BEGIN Stored records

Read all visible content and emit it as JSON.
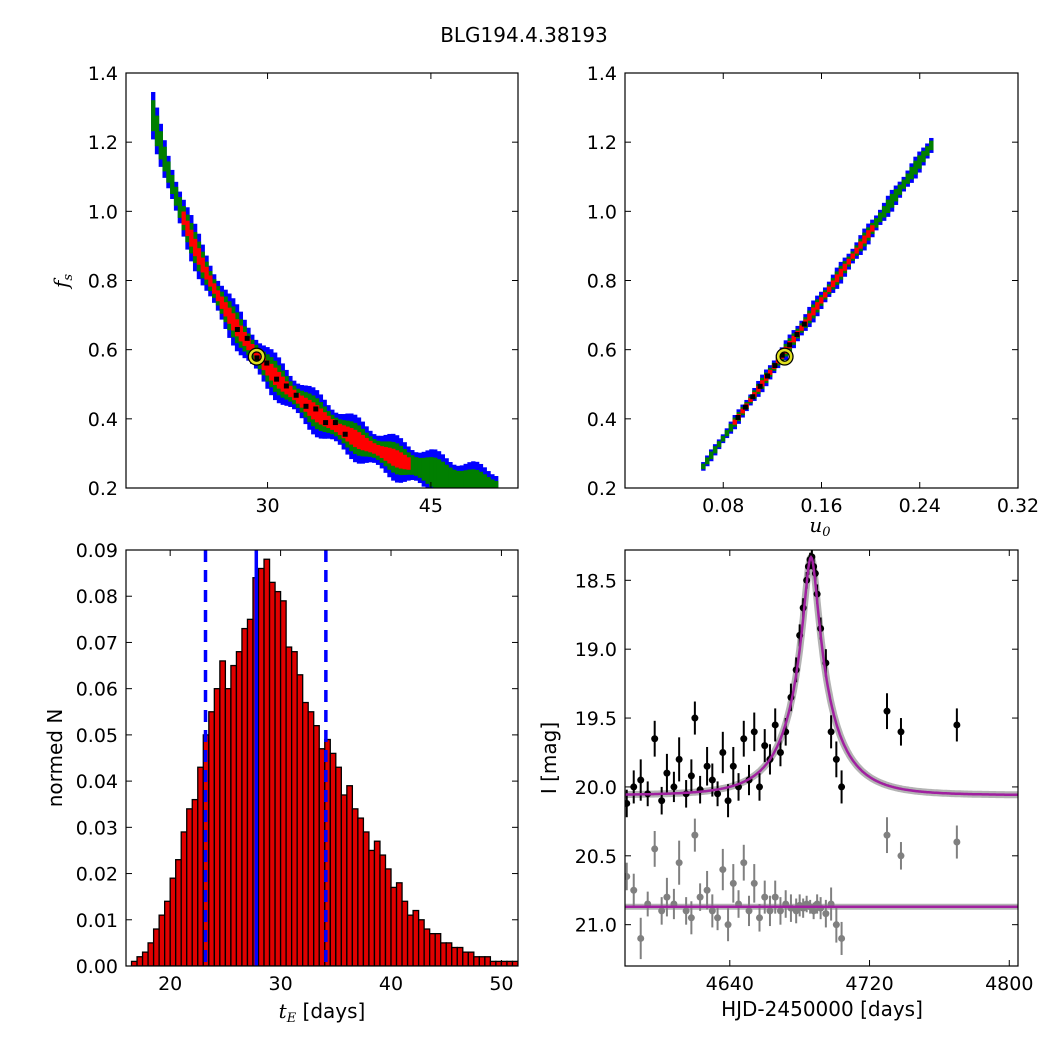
{
  "title": "BLG194.4.38193",
  "colors": {
    "blue_region": "#0000ff",
    "green_region": "#007f00",
    "red_region": "#ff0000",
    "hist_bar": "#e00000",
    "median_line": "#0000ff",
    "model_curve": "#a020a0",
    "data_primary": "#000000",
    "data_secondary": "#808080",
    "best_fit_marker": "#e0e020"
  },
  "chart_data": [
    {
      "id": "tE_fs",
      "type": "heatmap",
      "xlabel": "",
      "ylabel": "f_s",
      "ylabel_symbol": "f",
      "ylabel_sub": "s",
      "xlim": [
        17,
        53
      ],
      "ylim": [
        0.2,
        1.4
      ],
      "xticks": [
        "30",
        "45"
      ],
      "xtick_values": [
        30,
        45
      ],
      "yticks": [
        "0.2",
        "0.4",
        "0.6",
        "0.8",
        "1.0",
        "1.2",
        "1.4"
      ],
      "ytick_values": [
        0.2,
        0.4,
        0.6,
        0.8,
        1.0,
        1.2,
        1.4
      ],
      "relation": "fs = 0.577 * (29.0 / tE)^1.95",
      "x_range": [
        19.3,
        51.0
      ],
      "best_fit": {
        "x": 29.0,
        "y": 0.58
      }
    },
    {
      "id": "u0_fs",
      "type": "heatmap",
      "xlabel": "u_0",
      "xlabel_symbol": "u",
      "xlabel_sub": "0",
      "ylabel": "",
      "xlim": [
        0.0,
        0.32
      ],
      "ylim": [
        0.2,
        1.4
      ],
      "xticks": [
        "0.08",
        "0.16",
        "0.24",
        "0.32"
      ],
      "xtick_values": [
        0.08,
        0.16,
        0.24,
        0.32
      ],
      "yticks": [
        "0.2",
        "0.4",
        "0.6",
        "0.8",
        "1.0",
        "1.2",
        "1.4"
      ],
      "ytick_values": [
        0.2,
        0.4,
        0.6,
        0.8,
        1.0,
        1.2,
        1.4
      ],
      "relation": "fs = 0.27 + (u0 - 0.0635) * 5.0",
      "x_range": [
        0.062,
        0.249
      ],
      "best_fit": {
        "x": 0.13,
        "y": 0.58
      }
    },
    {
      "id": "tE_hist",
      "type": "bar",
      "xlabel": "t_E [days]",
      "xlabel_symbol": "t",
      "xlabel_sub": "E",
      "xlabel_rest": "[days]",
      "ylabel": "normed N",
      "xlim": [
        16,
        51.5
      ],
      "ylim": [
        0,
        0.09
      ],
      "xticks": [
        "20",
        "30",
        "40",
        "50"
      ],
      "xtick_values": [
        20,
        30,
        40,
        50
      ],
      "yticks": [
        "0.00",
        "0.01",
        "0.02",
        "0.03",
        "0.04",
        "0.05",
        "0.06",
        "0.07",
        "0.08",
        "0.09"
      ],
      "ytick_values": [
        0,
        0.01,
        0.02,
        0.03,
        0.04,
        0.05,
        0.06,
        0.07,
        0.08,
        0.09
      ],
      "bin_start": 16.5,
      "bin_width": 0.5,
      "values": [
        0.001,
        0.002,
        0.003,
        0.005,
        0.008,
        0.011,
        0.014,
        0.019,
        0.023,
        0.029,
        0.034,
        0.036,
        0.043,
        0.05,
        0.055,
        0.06,
        0.066,
        0.06,
        0.065,
        0.068,
        0.073,
        0.075,
        0.084,
        0.086,
        0.088,
        0.083,
        0.081,
        0.079,
        0.069,
        0.068,
        0.063,
        0.057,
        0.055,
        0.052,
        0.047,
        0.049,
        0.046,
        0.043,
        0.037,
        0.039,
        0.034,
        0.032,
        0.029,
        0.025,
        0.027,
        0.024,
        0.021,
        0.017,
        0.018,
        0.014,
        0.011,
        0.012,
        0.01,
        0.008,
        0.007,
        0.007,
        0.005,
        0.005,
        0.004,
        0.004,
        0.003,
        0.003,
        0.002,
        0.002,
        0.002,
        0.001,
        0.001,
        0.001,
        0.001,
        0.001
      ],
      "median": 27.8,
      "lower": 23.2,
      "upper": 34.1
    },
    {
      "id": "lightcurve",
      "type": "scatter",
      "xlabel": "HJD-2450000 [days]",
      "ylabel": "I [mag]",
      "xlim": [
        4580,
        4805
      ],
      "ylim": [
        21.3,
        18.28
      ],
      "xticks": [
        "4640",
        "4720",
        "4800"
      ],
      "xtick_values": [
        4640,
        4720,
        4800
      ],
      "yticks": [
        "18.5",
        "19.0",
        "19.5",
        "20.0",
        "20.5",
        "21.0"
      ],
      "ytick_values": [
        18.5,
        19.0,
        19.5,
        20.0,
        20.5,
        21.0
      ],
      "model": {
        "t0": 4686.5,
        "tE": 27.8,
        "u0": 0.13,
        "fs": 0.58,
        "I_base": 20.06
      },
      "residual_offset": 20.87,
      "series": [
        {
          "points": [
            [
              4581,
              20.12,
              0.1
            ],
            [
              4585,
              20.0,
              0.12
            ],
            [
              4589,
              19.95,
              0.15
            ],
            [
              4593,
              20.05,
              0.09
            ],
            [
              4597,
              19.65,
              0.13
            ],
            [
              4601,
              20.1,
              0.1
            ],
            [
              4604,
              19.9,
              0.14
            ],
            [
              4608,
              20.0,
              0.11
            ],
            [
              4611,
              19.8,
              0.16
            ],
            [
              4615,
              20.05,
              0.1
            ],
            [
              4618,
              19.92,
              0.12
            ],
            [
              4620,
              19.5,
              0.12
            ],
            [
              4623,
              20.02,
              0.1
            ],
            [
              4627,
              19.85,
              0.14
            ],
            [
              4630,
              19.95,
              0.12
            ],
            [
              4633,
              20.05,
              0.09
            ],
            [
              4636,
              19.75,
              0.15
            ],
            [
              4639,
              20.1,
              0.12
            ],
            [
              4642,
              19.85,
              0.14
            ],
            [
              4645,
              20.0,
              0.1
            ],
            [
              4648,
              19.65,
              0.13
            ],
            [
              4651,
              19.95,
              0.11
            ],
            [
              4654,
              19.6,
              0.14
            ],
            [
              4657,
              20.0,
              0.1
            ],
            [
              4660,
              19.7,
              0.12
            ],
            [
              4663,
              19.8,
              0.11
            ],
            [
              4666,
              19.55,
              0.12
            ],
            [
              4669,
              19.75,
              0.1
            ],
            [
              4672,
              19.6,
              0.1
            ],
            [
              4675,
              19.35,
              0.1
            ],
            [
              4678,
              19.15,
              0.09
            ],
            [
              4680,
              18.9,
              0.08
            ],
            [
              4682,
              18.7,
              0.07
            ],
            [
              4684,
              18.5,
              0.06
            ],
            [
              4685,
              18.4,
              0.06
            ],
            [
              4686,
              18.35,
              0.05
            ],
            [
              4687,
              18.33,
              0.05
            ],
            [
              4688,
              18.4,
              0.06
            ],
            [
              4689,
              18.45,
              0.06
            ],
            [
              4690,
              18.6,
              0.07
            ],
            [
              4692,
              18.85,
              0.08
            ],
            [
              4695,
              19.1,
              0.1
            ],
            [
              4698,
              19.6,
              0.12
            ],
            [
              4701,
              19.8,
              0.13
            ],
            [
              4704,
              20.0,
              0.12
            ],
            [
              4730,
              19.45,
              0.13
            ],
            [
              4738,
              19.6,
              0.1
            ],
            [
              4770,
              19.55,
              0.12
            ]
          ]
        },
        {
          "points": [
            [
              4581,
              20.65,
              0.1
            ],
            [
              4585,
              20.75,
              0.12
            ],
            [
              4589,
              21.1,
              0.15
            ],
            [
              4593,
              20.85,
              0.09
            ],
            [
              4597,
              20.45,
              0.13
            ],
            [
              4601,
              20.9,
              0.1
            ],
            [
              4604,
              20.8,
              0.14
            ],
            [
              4608,
              20.85,
              0.11
            ],
            [
              4611,
              20.55,
              0.16
            ],
            [
              4615,
              20.9,
              0.1
            ],
            [
              4618,
              20.95,
              0.12
            ],
            [
              4620,
              20.35,
              0.12
            ],
            [
              4623,
              20.8,
              0.1
            ],
            [
              4627,
              20.75,
              0.14
            ],
            [
              4630,
              20.9,
              0.12
            ],
            [
              4633,
              20.95,
              0.09
            ],
            [
              4636,
              20.6,
              0.15
            ],
            [
              4639,
              21.0,
              0.12
            ],
            [
              4642,
              20.7,
              0.14
            ],
            [
              4645,
              20.85,
              0.1
            ],
            [
              4648,
              20.55,
              0.13
            ],
            [
              4651,
              20.9,
              0.11
            ],
            [
              4654,
              20.7,
              0.14
            ],
            [
              4657,
              20.95,
              0.1
            ],
            [
              4660,
              20.8,
              0.12
            ],
            [
              4663,
              20.9,
              0.11
            ],
            [
              4666,
              20.8,
              0.12
            ],
            [
              4669,
              20.9,
              0.1
            ],
            [
              4672,
              20.85,
              0.1
            ],
            [
              4675,
              20.88,
              0.1
            ],
            [
              4678,
              20.9,
              0.09
            ],
            [
              4680,
              20.86,
              0.08
            ],
            [
              4682,
              20.88,
              0.07
            ],
            [
              4684,
              20.85,
              0.06
            ],
            [
              4686,
              20.87,
              0.05
            ],
            [
              4688,
              20.9,
              0.06
            ],
            [
              4690,
              20.85,
              0.07
            ],
            [
              4692,
              20.88,
              0.08
            ],
            [
              4695,
              20.92,
              0.1
            ],
            [
              4698,
              20.85,
              0.12
            ],
            [
              4701,
              21.0,
              0.13
            ],
            [
              4704,
              21.1,
              0.12
            ],
            [
              4730,
              20.35,
              0.13
            ],
            [
              4738,
              20.5,
              0.1
            ],
            [
              4770,
              20.4,
              0.12
            ]
          ]
        }
      ]
    }
  ]
}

END Stored records

Scan the material above for the string "relation" and report each line where you find it.

      "relation": "fs = 0.577 * (29.0 / tE)^1.95",
      "relation": "fs = 0.27 + (u0 - 0.0635) * 5.0",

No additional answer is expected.